- **Raw records**:
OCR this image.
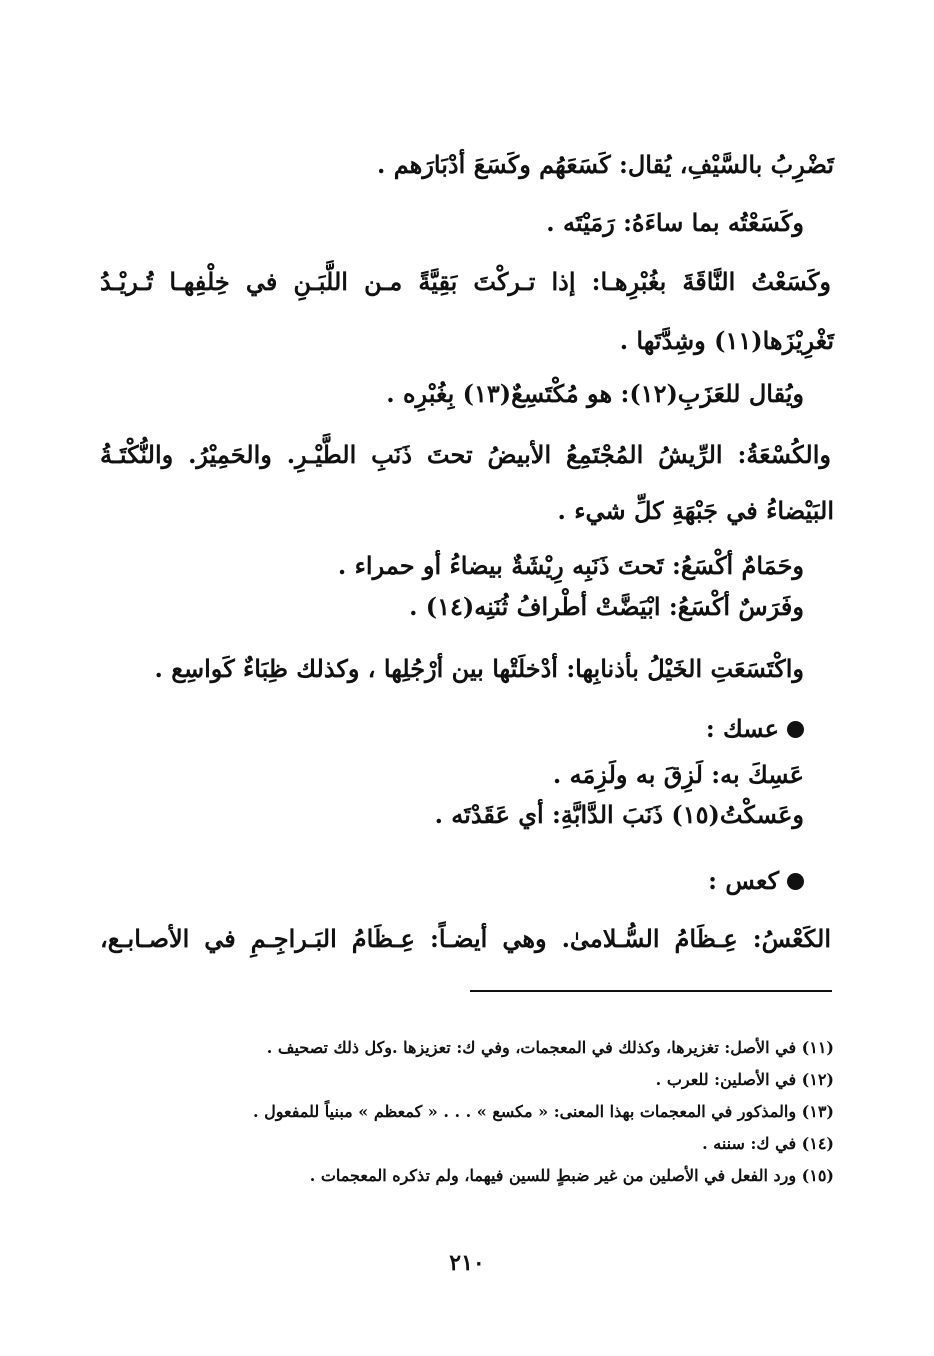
تَضْرِبُ بالسَّيْفِ، يُقال: كَسَعَهُم وكَسَعَ أدْبَارَهم .
وكَسَعْتُه بما ساءَهُ: رَمَيْتَه .
وكَسَعْتُ النَّاقَةَ بغُبْرِهـا: إذا تـركْتَ بَقِيَّةً مـن اللَّبَـنِ في خِلْفِهـا تُـريْـدُ
تَغْرِيْزَها(١١) وشِدَّتَها .
ويُقال للعَزَبِ(١٢): هو مُكْتَسِعٌ(١٣) بِغُبْرِه .
والكُسْعَةُ: الرِّيشُ المُجْتَمِعُ الأبيضُ تحتَ ذَنَبِ الطَّيْـرِ. والحَمِيْرُ. والنُّكْتَـةُ
البَيْضاءُ في جَبْهَةِ كلِّ شيء .
وحَمَامٌ أكْسَعُ: تَحتَ ذَنَبِه رِيْشَةٌ بيضاءُ أو حمراء .
وفَرَسٌ أكْسَعُ: ابْيَضَّتْ أطْرافُ ثُنَنِه(١٤) .
واكْتَسَعَتِ الخَيْلُ بأذنابِها: أدْخلَتْها بين أرْجُلِها ، وكذلك ظِبَاءٌ كَواسِع .
عسك :
عَسِكَ به: لَزِقَ به ولَزِمَه .
وعَسكْتُ(١٥) ذَنَبَ الدَّابَّةِ: أي عَقَدْتَه .
كعس :
الكَعْسُ: عِـظَامُ السُّـلامىٰ. وهي أيضـاً: عِـظَامُ البَـراجِـمِ في الأصـابـع،
(١١) في الأصل: تغزيرها، وكذلك في المعجمات، وفي ك: تعزيزها .وكل ذلك تصحيف .
(١٢) في الأصلين: للعرب .
(١٣) والمذكور في المعجمات بهذا المعنى: « مكسع » . . . « كمعظم » مبنياً للمفعول .
(١٤) في ك: سننه .
(١٥) ورد الفعل في الأصلين من غير ضبطٍ للسين فيهما، ولم تذكره المعجمات .
٢١٠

- **What the exercise asks**: Exclude the images, then output the data above word for word.

- **Solution to this task**:
OCR this image.
تَضْرِبُ بالسَّيْفِ، يُقال: كَسَعَهُم وكَسَعَ أدْبَارَهم .
وكَسَعْتُه بما ساءَهُ: رَمَيْتَه .
وكَسَعْتُ النَّاقَةَ بغُبْرِهـا: إذا تـركْتَ بَقِيَّةً مـن اللَّبَـنِ في خِلْفِهـا تُـريْـدُ
تَغْرِيْزَها(١١) وشِدَّتَها .
ويُقال للعَزَبِ(١٢): هو مُكْتَسِعٌ(١٣) بِغُبْرِه .
والكُسْعَةُ: الرِّيشُ المُجْتَمِعُ الأبيضُ تحتَ ذَنَبِ الطَّيْـرِ. والحَمِيْرُ. والنُّكْتَـةُ
البَيْضاءُ في جَبْهَةِ كلِّ شيء .
وحَمَامٌ أكْسَعُ: تَحتَ ذَنَبِه رِيْشَةٌ بيضاءُ أو حمراء .
وفَرَسٌ أكْسَعُ: ابْيَضَّتْ أطْرافُ ثُنَنِه(١٤) .
واكْتَسَعَتِ الخَيْلُ بأذنابِها: أدْخلَتْها بين أرْجُلِها ، وكذلك ظِبَاءٌ كَواسِع .
عسك :
عَسِكَ به: لَزِقَ به ولَزِمَه .
وعَسكْتُ(١٥) ذَنَبَ الدَّابَّةِ: أي عَقَدْتَه .
كعس :
الكَعْسُ: عِـظَامُ السُّـلامىٰ. وهي أيضـاً: عِـظَامُ البَـراجِـمِ في الأصـابـع،
(١١) في الأصل: تغزيرها، وكذلك في المعجمات، وفي ك: تعزيزها .وكل ذلك تصحيف .
(١٢) في الأصلين: للعرب .
(١٣) والمذكور في المعجمات بهذا المعنى: « مكسع » . . . « كمعظم » مبنياً للمفعول .
(١٤) في ك: سننه .
(١٥) ورد الفعل في الأصلين من غير ضبطٍ للسين فيهما، ولم تذكره المعجمات .
٢١٠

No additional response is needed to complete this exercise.